▶ _DIRECTIONS_
Every entry here needs to be repeated exactly.

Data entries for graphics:
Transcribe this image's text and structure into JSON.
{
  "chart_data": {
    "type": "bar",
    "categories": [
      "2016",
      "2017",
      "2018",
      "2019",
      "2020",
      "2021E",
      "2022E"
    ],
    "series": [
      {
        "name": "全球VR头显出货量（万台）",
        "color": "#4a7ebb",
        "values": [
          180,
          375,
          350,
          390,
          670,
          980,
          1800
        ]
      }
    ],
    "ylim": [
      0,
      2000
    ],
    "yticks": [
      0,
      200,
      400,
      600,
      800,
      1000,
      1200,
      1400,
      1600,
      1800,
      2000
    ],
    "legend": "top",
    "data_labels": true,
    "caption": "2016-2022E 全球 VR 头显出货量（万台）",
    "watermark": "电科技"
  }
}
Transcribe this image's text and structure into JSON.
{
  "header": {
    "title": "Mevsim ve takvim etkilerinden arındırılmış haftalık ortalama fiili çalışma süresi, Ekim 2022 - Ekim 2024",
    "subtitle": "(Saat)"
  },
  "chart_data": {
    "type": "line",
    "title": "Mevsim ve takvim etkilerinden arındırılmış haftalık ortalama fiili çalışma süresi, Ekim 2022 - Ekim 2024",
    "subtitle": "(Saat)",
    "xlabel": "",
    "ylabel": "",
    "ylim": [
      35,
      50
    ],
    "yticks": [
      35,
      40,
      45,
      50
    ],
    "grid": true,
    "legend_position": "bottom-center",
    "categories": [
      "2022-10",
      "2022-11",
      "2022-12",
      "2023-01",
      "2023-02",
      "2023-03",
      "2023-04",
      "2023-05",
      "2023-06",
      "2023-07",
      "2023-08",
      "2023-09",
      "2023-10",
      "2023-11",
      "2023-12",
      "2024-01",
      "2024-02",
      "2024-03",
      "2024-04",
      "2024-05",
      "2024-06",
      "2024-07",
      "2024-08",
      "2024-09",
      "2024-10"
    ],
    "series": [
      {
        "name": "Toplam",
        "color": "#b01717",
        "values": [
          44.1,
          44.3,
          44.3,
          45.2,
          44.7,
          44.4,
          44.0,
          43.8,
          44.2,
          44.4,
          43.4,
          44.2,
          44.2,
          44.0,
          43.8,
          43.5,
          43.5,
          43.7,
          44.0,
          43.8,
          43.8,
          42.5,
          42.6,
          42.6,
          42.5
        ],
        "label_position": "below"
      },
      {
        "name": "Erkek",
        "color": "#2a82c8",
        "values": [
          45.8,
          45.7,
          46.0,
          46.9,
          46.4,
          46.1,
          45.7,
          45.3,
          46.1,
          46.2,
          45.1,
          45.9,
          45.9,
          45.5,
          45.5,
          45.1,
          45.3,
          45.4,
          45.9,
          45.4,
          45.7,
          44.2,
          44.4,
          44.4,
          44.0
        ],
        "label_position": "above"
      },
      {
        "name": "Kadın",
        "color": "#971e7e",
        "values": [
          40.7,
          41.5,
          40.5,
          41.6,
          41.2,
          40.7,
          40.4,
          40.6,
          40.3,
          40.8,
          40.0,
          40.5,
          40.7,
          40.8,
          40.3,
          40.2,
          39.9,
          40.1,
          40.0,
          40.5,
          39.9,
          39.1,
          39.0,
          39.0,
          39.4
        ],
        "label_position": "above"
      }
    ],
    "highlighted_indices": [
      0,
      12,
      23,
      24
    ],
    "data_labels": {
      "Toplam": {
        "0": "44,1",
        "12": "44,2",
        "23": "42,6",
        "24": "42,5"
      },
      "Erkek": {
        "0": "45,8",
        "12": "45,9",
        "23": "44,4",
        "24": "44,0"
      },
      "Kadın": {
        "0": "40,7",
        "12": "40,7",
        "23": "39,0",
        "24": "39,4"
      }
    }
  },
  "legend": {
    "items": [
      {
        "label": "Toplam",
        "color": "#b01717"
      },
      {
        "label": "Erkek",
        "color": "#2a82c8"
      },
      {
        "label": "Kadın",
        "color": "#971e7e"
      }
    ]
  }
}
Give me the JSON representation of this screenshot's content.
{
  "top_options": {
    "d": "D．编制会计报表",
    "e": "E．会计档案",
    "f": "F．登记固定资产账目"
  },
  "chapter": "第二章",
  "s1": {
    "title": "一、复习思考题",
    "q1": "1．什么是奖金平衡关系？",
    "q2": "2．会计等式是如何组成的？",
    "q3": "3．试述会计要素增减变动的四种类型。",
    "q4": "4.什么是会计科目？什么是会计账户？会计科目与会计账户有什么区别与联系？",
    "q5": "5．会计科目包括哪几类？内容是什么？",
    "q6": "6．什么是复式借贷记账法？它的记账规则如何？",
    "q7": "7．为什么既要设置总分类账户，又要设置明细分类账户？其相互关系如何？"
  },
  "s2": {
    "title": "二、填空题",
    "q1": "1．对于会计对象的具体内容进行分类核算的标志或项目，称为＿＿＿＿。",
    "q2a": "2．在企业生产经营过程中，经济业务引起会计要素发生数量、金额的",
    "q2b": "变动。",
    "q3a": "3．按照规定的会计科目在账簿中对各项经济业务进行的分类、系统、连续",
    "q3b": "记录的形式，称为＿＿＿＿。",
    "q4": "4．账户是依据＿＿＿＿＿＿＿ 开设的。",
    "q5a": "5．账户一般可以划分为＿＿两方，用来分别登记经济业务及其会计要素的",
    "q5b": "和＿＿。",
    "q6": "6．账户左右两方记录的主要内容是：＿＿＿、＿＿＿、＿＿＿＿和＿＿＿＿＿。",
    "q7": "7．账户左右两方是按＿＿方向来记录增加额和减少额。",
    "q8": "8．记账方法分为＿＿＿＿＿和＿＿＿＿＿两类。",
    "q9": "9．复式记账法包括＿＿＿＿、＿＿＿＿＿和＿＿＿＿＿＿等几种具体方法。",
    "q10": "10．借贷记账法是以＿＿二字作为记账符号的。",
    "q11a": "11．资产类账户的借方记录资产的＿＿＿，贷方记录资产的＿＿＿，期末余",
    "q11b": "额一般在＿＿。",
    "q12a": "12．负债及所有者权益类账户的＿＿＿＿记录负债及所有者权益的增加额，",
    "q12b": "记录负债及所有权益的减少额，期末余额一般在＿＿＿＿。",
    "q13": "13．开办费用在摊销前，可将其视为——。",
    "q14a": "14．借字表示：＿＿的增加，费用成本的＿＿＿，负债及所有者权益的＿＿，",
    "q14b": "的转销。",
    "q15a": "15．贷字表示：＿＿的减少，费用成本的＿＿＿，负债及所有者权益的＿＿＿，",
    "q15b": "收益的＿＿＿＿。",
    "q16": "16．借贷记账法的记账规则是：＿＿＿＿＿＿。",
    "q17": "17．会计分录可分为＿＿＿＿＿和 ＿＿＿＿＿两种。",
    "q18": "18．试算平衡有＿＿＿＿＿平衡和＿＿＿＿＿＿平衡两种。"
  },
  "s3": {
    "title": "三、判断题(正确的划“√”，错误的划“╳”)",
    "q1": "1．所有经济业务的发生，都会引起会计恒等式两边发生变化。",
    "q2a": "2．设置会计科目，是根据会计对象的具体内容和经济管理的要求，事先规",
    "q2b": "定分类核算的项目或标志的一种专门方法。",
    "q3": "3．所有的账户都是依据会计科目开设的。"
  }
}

▶ _SOLUTION FOR THIS EXERCISE_
Transcribe this image's text and structure into JSON.
{
  "chart_data": {
    "type": "bar",
    "categories": [
      "2016",
      "2017",
      "2018",
      "2019",
      "2020",
      "2021E",
      "2022E"
    ],
    "series": [
      {
        "name": "全球VR头显出货量（万台）",
        "color": "#4a7ebb",
        "values": [
          180,
          375,
          350,
          390,
          670,
          980,
          1800
        ]
      }
    ],
    "ylim": [
      0,
      2000
    ],
    "yticks": [
      0,
      200,
      400,
      600,
      800,
      1000,
      1200,
      1400,
      1600,
      1800,
      2000
    ],
    "legend": "top",
    "data_labels": true,
    "caption": "2016-2022E 全球 VR 头显出货量（万台）",
    "watermark": "电科技"
  }
}
Transcribe this image's text and structure into JSON.
{
  "header": {
    "title": "Mevsim ve takvim etkilerinden arındırılmış haftalık ortalama fiili çalışma süresi, Ekim 2022 - Ekim 2024",
    "subtitle": "(Saat)"
  },
  "chart_data": {
    "type": "line",
    "title": "Mevsim ve takvim etkilerinden arındırılmış haftalık ortalama fiili çalışma süresi, Ekim 2022 - Ekim 2024",
    "subtitle": "(Saat)",
    "xlabel": "",
    "ylabel": "",
    "ylim": [
      35,
      50
    ],
    "yticks": [
      35,
      40,
      45,
      50
    ],
    "grid": true,
    "legend_position": "bottom-center",
    "categories": [
      "2022-10",
      "2022-11",
      "2022-12",
      "2023-01",
      "2023-02",
      "2023-03",
      "2023-04",
      "2023-05",
      "2023-06",
      "2023-07",
      "2023-08",
      "2023-09",
      "2023-10",
      "2023-11",
      "2023-12",
      "2024-01",
      "2024-02",
      "2024-03",
      "2024-04",
      "2024-05",
      "2024-06",
      "2024-07",
      "2024-08",
      "2024-09",
      "2024-10"
    ],
    "series": [
      {
        "name": "Toplam",
        "color": "#b01717",
        "values": [
          44.1,
          44.3,
          44.3,
          45.2,
          44.7,
          44.4,
          44.0,
          43.8,
          44.2,
          44.4,
          43.4,
          44.2,
          44.2,
          44.0,
          43.8,
          43.5,
          43.5,
          43.7,
          44.0,
          43.8,
          43.8,
          42.5,
          42.6,
          42.6,
          42.5
        ],
        "label_position": "below"
      },
      {
        "name": "Erkek",
        "color": "#2a82c8",
        "values": [
          45.8,
          45.7,
          46.0,
          46.9,
          46.4,
          46.1,
          45.7,
          45.3,
          46.1,
          46.2,
          45.1,
          45.9,
          45.9,
          45.5,
          45.5,
          45.1,
          45.3,
          45.4,
          45.9,
          45.4,
          45.7,
          44.2,
          44.4,
          44.4,
          44.0
        ],
        "label_position": "above"
      },
      {
        "name": "Kadın",
        "color": "#971e7e",
        "values": [
          40.7,
          41.5,
          40.5,
          41.6,
          41.2,
          40.7,
          40.4,
          40.6,
          40.3,
          40.8,
          40.0,
          40.5,
          40.7,
          40.8,
          40.3,
          40.2,
          39.9,
          40.1,
          40.0,
          40.5,
          39.9,
          39.1,
          39.0,
          39.0,
          39.4
        ],
        "label_position": "above"
      }
    ],
    "highlighted_indices": [
      0,
      12,
      23,
      24
    ],
    "data_labels": {
      "Toplam": {
        "0": "44,1",
        "12": "44,2",
        "23": "42,6",
        "24": "42,5"
      },
      "Erkek": {
        "0": "45,8",
        "12": "45,9",
        "23": "44,4",
        "24": "44,0"
      },
      "Kadın": {
        "0": "40,7",
        "12": "40,7",
        "23": "39,0",
        "24": "39,4"
      }
    }
  },
  "legend": {
    "items": [
      {
        "label": "Toplam",
        "color": "#b01717"
      },
      {
        "label": "Erkek",
        "color": "#2a82c8"
      },
      {
        "label": "Kadın",
        "color": "#971e7e"
      }
    ]
  }
}
Give me the JSON representation of this screenshot's content.
{
  "top_options": {
    "d": "D．编制会计报表",
    "e": "E．会计档案",
    "f": "F．登记固定资产账目"
  },
  "chapter": "第二章",
  "s1": {
    "title": "一、复习思考题",
    "q1": "1．什么是奖金平衡关系？",
    "q2": "2．会计等式是如何组成的？",
    "q3": "3．试述会计要素增减变动的四种类型。",
    "q4": "4.什么是会计科目？什么是会计账户？会计科目与会计账户有什么区别与联系？",
    "q5": "5．会计科目包括哪几类？内容是什么？",
    "q6": "6．什么是复式借贷记账法？它的记账规则如何？",
    "q7": "7．为什么既要设置总分类账户，又要设置明细分类账户？其相互关系如何？"
  },
  "s2": {
    "title": "二、填空题",
    "q1": "1．对于会计对象的具体内容进行分类核算的标志或项目，称为＿＿＿＿。",
    "q2a": "2．在企业生产经营过程中，经济业务引起会计要素发生数量、金额的",
    "q2b": "变动。",
    "q3a": "3．按照规定的会计科目在账簿中对各项经济业务进行的分类、系统、连续",
    "q3b": "记录的形式，称为＿＿＿＿。",
    "q4": "4．账户是依据＿＿＿＿＿＿＿ 开设的。",
    "q5a": "5．账户一般可以划分为＿＿两方，用来分别登记经济业务及其会计要素的",
    "q5b": "和＿＿。",
    "q6": "6．账户左右两方记录的主要内容是：＿＿＿、＿＿＿、＿＿＿＿和＿＿＿＿＿。",
    "q7": "7．账户左右两方是按＿＿方向来记录增加额和减少额。",
    "q8": "8．记账方法分为＿＿＿＿＿和＿＿＿＿＿两类。",
    "q9": "9．复式记账法包括＿＿＿＿、＿＿＿＿＿和＿＿＿＿＿＿等几种具体方法。",
    "q10": "10．借贷记账法是以＿＿二字作为记账符号的。",
    "q11a": "11．资产类账户的借方记录资产的＿＿＿，贷方记录资产的＿＿＿，期末余",
    "q11b": "额一般在＿＿。",
    "q12a": "12．负债及所有者权益类账户的＿＿＿＿记录负债及所有者权益的增加额，",
    "q12b": "记录负债及所有权益的减少额，期末余额一般在＿＿＿＿。",
    "q13": "13．开办费用在摊销前，可将其视为——。",
    "q14a": "14．借字表示：＿＿的增加，费用成本的＿＿＿，负债及所有者权益的＿＿，",
    "q14b": "的转销。",
    "q15a": "15．贷字表示：＿＿的减少，费用成本的＿＿＿，负债及所有者权益的＿＿＿，",
    "q15b": "收益的＿＿＿＿。",
    "q16": "16．借贷记账法的记账规则是：＿＿＿＿＿＿。",
    "q17": "17．会计分录可分为＿＿＿＿＿和 ＿＿＿＿＿两种。",
    "q18": "18．试算平衡有＿＿＿＿＿平衡和＿＿＿＿＿＿平衡两种。"
  },
  "s3": {
    "title": "三、判断题(正确的划“√”，错误的划“╳”)",
    "q1": "1．所有经济业务的发生，都会引起会计恒等式两边发生变化。",
    "q2a": "2．设置会计科目，是根据会计对象的具体内容和经济管理的要求，事先规",
    "q2b": "定分类核算的项目或标志的一种专门方法。",
    "q3": "3．所有的账户都是依据会计科目开设的。"
  }
}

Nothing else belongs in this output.